* Task to carry out:
Review the lines that follow and copy each one that contains the word "测绘技术员".

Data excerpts
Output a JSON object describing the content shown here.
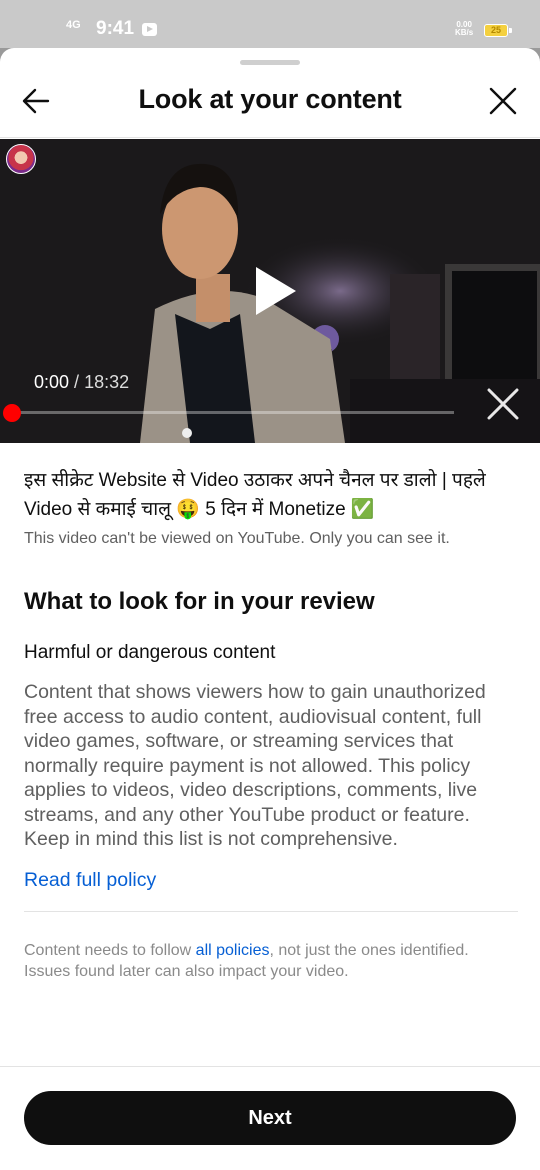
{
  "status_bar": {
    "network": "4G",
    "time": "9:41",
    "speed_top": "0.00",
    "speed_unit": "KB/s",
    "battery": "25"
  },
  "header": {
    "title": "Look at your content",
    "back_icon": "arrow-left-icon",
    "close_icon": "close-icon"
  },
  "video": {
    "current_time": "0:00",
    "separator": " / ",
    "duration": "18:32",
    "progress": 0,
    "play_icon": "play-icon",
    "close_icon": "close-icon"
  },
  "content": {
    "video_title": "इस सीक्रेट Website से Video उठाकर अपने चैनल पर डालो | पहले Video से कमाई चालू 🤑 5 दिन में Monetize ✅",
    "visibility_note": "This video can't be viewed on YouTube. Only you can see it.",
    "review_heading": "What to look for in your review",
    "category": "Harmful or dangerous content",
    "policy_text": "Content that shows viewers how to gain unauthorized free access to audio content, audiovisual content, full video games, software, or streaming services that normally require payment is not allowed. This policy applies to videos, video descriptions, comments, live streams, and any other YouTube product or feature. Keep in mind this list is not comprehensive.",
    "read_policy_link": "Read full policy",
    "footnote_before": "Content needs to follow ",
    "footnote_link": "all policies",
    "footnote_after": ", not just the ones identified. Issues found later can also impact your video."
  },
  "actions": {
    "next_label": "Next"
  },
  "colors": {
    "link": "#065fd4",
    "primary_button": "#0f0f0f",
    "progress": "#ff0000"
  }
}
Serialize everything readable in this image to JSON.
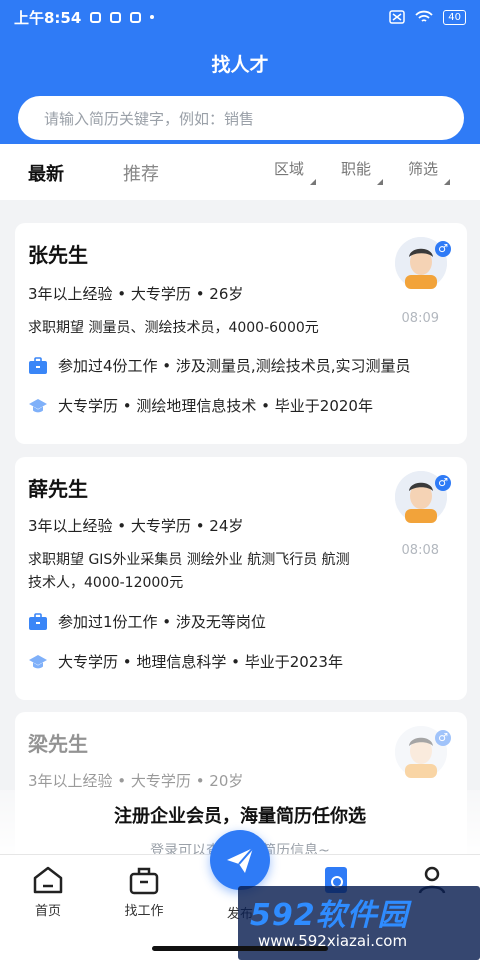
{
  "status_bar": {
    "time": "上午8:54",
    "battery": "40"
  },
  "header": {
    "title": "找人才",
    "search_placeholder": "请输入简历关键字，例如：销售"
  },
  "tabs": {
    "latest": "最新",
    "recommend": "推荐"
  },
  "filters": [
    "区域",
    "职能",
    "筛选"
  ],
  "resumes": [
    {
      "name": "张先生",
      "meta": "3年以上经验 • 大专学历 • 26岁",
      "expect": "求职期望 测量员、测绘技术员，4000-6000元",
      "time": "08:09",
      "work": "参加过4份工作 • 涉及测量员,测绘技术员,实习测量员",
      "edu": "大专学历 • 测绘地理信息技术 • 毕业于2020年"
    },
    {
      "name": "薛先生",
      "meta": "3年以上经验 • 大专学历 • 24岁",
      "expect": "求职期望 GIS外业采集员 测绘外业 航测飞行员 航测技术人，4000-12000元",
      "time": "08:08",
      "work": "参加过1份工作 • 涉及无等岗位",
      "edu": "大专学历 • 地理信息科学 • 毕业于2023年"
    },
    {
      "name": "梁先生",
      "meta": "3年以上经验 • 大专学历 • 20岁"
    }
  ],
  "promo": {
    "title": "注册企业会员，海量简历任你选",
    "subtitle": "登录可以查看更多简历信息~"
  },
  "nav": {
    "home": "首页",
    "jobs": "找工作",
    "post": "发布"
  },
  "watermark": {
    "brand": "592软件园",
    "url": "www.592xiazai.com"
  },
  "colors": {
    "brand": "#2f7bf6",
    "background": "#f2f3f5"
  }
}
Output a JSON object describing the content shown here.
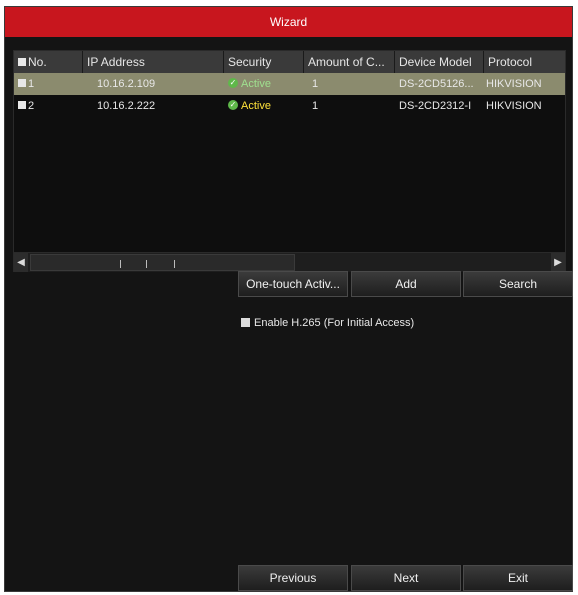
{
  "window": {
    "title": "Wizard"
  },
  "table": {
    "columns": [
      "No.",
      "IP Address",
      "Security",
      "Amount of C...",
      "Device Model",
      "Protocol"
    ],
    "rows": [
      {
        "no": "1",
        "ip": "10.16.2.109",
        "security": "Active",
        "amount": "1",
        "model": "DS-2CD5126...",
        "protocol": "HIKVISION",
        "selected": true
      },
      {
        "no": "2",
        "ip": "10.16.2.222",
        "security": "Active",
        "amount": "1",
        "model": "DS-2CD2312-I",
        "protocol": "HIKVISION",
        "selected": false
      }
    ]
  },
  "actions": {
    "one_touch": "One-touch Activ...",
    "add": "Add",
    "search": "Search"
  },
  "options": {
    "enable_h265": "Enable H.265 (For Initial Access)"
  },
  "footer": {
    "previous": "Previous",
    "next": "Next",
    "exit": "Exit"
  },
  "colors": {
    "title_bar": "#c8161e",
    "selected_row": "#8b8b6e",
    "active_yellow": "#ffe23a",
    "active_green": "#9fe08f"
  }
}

...

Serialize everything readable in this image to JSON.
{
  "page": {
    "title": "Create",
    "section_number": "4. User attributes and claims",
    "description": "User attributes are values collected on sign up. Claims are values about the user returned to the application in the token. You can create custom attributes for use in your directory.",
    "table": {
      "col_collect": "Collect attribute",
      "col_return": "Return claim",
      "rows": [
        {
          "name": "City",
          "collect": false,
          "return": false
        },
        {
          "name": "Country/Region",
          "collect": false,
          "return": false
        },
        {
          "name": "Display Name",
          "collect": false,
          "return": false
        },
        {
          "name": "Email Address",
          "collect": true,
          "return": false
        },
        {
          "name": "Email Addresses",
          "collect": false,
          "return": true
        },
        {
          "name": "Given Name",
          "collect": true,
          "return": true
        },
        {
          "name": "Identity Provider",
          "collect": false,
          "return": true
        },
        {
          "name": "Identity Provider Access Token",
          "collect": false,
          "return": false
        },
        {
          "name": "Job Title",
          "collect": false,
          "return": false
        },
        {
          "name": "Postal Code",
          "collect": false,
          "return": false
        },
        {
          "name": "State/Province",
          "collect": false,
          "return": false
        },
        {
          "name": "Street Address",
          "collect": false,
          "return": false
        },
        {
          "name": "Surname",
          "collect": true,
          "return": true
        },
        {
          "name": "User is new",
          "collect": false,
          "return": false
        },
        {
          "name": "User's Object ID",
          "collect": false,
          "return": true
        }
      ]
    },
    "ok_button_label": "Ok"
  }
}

* Completed exercise:
      "expect": "求职期望 测量员、测绘技术员，4000-6000元",
      "work": "参加过4份工作 • 涉及测量员,测绘技术员,实习测量员",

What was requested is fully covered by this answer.